◆ AIM OF THE TASK ◆
Please give the data below again in full, exactly as it stands.

Extracted data entries:

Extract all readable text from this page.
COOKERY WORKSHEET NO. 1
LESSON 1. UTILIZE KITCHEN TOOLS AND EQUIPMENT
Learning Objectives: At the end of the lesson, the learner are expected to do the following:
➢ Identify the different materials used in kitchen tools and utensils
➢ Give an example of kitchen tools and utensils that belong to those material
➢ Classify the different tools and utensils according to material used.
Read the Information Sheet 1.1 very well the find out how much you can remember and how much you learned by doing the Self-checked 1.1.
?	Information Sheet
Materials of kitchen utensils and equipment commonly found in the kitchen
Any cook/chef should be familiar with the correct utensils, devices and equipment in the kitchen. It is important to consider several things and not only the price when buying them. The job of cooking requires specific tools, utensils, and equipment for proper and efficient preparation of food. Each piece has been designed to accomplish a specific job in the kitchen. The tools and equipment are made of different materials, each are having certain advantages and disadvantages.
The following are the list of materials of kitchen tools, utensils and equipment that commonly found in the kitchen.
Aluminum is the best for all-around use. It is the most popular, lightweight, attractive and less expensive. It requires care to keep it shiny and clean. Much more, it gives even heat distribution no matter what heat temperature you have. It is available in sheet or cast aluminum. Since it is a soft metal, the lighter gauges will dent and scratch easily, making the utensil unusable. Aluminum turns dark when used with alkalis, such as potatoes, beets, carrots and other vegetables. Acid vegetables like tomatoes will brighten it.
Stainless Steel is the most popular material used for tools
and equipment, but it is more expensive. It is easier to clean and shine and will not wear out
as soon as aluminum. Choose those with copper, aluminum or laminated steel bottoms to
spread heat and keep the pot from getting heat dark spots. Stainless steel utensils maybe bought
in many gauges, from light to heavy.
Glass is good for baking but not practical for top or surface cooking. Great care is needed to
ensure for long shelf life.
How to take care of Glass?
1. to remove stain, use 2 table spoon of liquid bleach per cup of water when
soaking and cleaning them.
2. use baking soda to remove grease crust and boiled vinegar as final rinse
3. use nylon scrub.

◆ EXPECTED ANSWER ◆
Extract all readable text from this page.
COOKERY WORKSHEET NO. 1
LESSON 1. UTILIZE KITCHEN TOOLS AND EQUIPMENT
Learning Objectives: At the end of the lesson, the learner are expected to do the following:
➢ Identify the different materials used in kitchen tools and utensils
➢ Give an example of kitchen tools and utensils that belong to those material
➢ Classify the different tools and utensils according to material used.
Read the Information Sheet 1.1 very well the find out how much you can remember and how much you learned by doing the Self-checked 1.1.
?	Information Sheet
Materials of kitchen utensils and equipment commonly found in the kitchen
Any cook/chef should be familiar with the correct utensils, devices and equipment in the kitchen. It is important to consider several things and not only the price when buying them. The job of cooking requires specific tools, utensils, and equipment for proper and efficient preparation of food. Each piece has been designed to accomplish a specific job in the kitchen. The tools and equipment are made of different materials, each are having certain advantages and disadvantages.
The following are the list of materials of kitchen tools, utensils and equipment that commonly found in the kitchen.
Aluminum is the best for all-around use. It is the most popular, lightweight, attractive and less expensive. It requires care to keep it shiny and clean. Much more, it gives even heat distribution no matter what heat temperature you have. It is available in sheet or cast aluminum. Since it is a soft metal, the lighter gauges will dent and scratch easily, making the utensil unusable. Aluminum turns dark when used with alkalis, such as potatoes, beets, carrots and other vegetables. Acid vegetables like tomatoes will brighten it.
Stainless Steel is the most popular material used for tools
and equipment, but it is more expensive. It is easier to clean and shine and will not wear out
as soon as aluminum. Choose those with copper, aluminum or laminated steel bottoms to
spread heat and keep the pot from getting heat dark spots. Stainless steel utensils maybe bought
in many gauges, from light to heavy.
Glass is good for baking but not practical for top or surface cooking. Great care is needed to
ensure for long shelf life.
How to take care of Glass?
1. to remove stain, use 2 table spoon of liquid bleach per cup of water when
soaking and cleaning them.
2. use baking soda to remove grease crust and boiled vinegar as final rinse
3. use nylon scrub.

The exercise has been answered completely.